··· Extracted data

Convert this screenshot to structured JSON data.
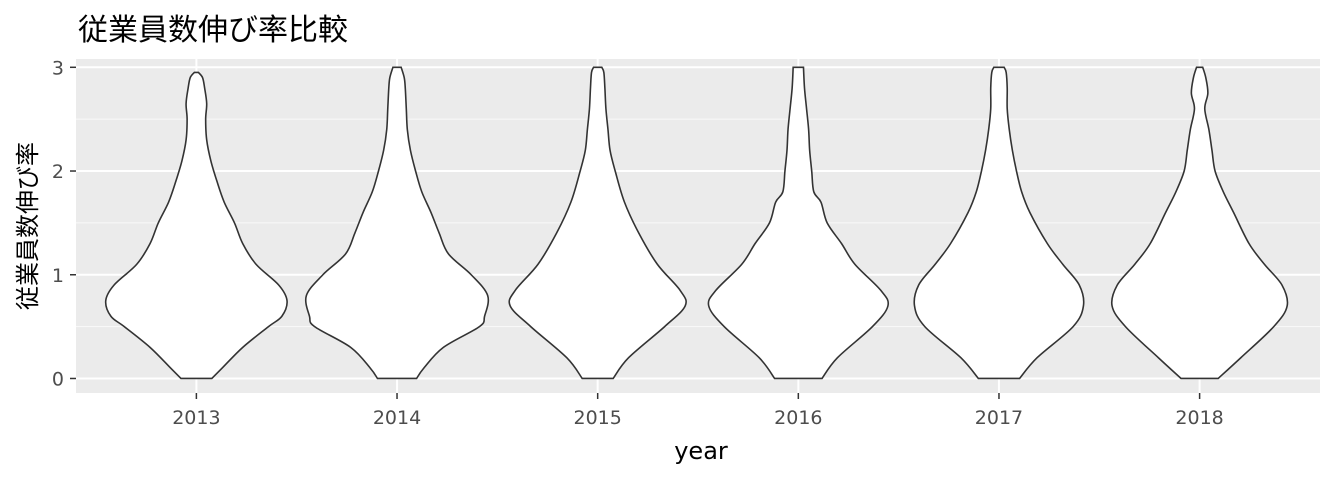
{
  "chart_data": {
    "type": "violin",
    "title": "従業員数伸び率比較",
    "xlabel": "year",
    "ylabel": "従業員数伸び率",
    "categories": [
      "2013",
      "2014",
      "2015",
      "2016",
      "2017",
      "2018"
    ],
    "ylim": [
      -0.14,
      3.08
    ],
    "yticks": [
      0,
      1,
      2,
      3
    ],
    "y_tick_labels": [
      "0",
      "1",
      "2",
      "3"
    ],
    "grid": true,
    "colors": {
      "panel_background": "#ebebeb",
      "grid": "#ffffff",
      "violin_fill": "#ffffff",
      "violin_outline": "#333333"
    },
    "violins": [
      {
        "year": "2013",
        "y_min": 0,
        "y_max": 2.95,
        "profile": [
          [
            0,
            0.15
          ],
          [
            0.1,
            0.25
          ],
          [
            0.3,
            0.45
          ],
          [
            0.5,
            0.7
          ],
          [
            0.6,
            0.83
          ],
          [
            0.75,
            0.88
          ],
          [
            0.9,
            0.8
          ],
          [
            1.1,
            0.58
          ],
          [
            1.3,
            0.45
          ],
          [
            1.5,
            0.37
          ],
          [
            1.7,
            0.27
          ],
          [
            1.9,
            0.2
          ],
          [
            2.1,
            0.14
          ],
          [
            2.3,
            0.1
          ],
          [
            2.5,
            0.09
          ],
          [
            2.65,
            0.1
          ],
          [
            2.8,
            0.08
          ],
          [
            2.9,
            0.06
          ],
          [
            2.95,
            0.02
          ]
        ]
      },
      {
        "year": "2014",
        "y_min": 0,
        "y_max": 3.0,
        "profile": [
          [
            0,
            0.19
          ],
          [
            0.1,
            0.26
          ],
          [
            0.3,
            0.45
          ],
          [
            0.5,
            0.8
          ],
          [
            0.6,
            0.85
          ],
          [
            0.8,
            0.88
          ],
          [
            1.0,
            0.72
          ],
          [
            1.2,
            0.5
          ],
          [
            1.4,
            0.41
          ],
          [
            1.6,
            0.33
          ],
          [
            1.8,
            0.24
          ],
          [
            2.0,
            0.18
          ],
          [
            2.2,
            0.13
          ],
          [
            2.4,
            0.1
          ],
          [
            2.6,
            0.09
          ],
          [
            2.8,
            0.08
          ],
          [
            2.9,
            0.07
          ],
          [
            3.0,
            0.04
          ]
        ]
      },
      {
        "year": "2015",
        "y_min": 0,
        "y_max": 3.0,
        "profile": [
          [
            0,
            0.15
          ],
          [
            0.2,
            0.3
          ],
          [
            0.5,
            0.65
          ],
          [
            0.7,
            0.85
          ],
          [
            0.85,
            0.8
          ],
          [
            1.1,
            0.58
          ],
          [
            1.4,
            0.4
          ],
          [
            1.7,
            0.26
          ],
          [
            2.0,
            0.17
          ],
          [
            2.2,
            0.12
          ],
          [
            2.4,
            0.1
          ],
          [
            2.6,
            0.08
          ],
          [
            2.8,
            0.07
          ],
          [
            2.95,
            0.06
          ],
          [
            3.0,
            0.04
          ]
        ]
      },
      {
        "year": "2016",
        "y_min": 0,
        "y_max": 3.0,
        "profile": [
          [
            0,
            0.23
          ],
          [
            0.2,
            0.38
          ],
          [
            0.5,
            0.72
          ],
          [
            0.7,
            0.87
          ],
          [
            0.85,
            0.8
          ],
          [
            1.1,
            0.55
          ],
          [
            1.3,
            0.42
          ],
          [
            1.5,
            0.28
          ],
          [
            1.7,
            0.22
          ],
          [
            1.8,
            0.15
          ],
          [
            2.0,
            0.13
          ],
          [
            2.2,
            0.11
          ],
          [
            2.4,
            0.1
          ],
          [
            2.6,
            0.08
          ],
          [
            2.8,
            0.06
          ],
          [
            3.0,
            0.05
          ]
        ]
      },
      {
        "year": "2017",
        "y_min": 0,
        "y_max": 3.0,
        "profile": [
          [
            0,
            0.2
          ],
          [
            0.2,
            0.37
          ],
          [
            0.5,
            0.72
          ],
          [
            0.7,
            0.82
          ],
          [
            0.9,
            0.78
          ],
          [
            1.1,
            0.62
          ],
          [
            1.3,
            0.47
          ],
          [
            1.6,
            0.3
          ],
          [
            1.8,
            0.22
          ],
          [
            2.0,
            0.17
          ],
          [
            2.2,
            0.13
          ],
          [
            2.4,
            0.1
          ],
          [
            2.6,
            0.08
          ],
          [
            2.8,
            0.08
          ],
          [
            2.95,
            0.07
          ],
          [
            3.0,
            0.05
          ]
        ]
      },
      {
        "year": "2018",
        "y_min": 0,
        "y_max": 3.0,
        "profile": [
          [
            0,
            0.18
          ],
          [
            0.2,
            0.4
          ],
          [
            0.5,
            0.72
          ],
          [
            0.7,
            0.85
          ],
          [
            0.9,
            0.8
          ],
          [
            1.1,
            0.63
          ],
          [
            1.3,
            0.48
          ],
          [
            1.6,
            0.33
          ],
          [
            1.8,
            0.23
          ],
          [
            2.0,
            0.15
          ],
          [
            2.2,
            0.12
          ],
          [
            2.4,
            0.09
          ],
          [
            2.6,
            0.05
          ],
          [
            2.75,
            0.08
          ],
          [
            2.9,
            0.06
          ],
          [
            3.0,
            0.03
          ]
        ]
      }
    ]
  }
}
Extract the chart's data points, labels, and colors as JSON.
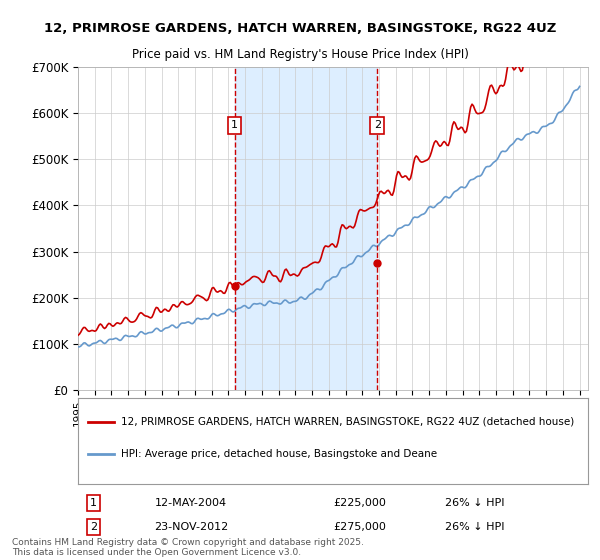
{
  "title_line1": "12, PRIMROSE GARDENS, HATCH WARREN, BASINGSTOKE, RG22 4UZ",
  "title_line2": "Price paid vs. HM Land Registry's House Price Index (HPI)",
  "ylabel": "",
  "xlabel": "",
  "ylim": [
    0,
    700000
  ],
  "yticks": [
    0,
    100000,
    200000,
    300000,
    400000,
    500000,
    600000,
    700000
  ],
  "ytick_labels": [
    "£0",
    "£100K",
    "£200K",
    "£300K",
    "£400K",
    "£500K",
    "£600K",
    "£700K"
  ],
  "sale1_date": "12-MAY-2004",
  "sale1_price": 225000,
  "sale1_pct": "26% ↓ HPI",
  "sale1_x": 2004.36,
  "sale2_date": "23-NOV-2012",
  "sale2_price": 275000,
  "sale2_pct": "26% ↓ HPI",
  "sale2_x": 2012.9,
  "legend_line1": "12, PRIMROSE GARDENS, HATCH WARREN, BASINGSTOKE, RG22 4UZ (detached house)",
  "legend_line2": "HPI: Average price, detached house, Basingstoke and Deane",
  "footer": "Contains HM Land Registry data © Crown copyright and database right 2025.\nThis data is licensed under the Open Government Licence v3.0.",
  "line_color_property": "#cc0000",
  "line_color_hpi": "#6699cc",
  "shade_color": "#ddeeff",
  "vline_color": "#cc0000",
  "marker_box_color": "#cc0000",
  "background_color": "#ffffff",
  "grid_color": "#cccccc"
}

······

• Exercise directions: Search the preceding listing for the word "ffffff" and pull out every line that holds it.

• Solution to this exercise:
      "grid": "#ffffff",
      "violin_fill": "#ffffff",
  "background_color": "#ffffff",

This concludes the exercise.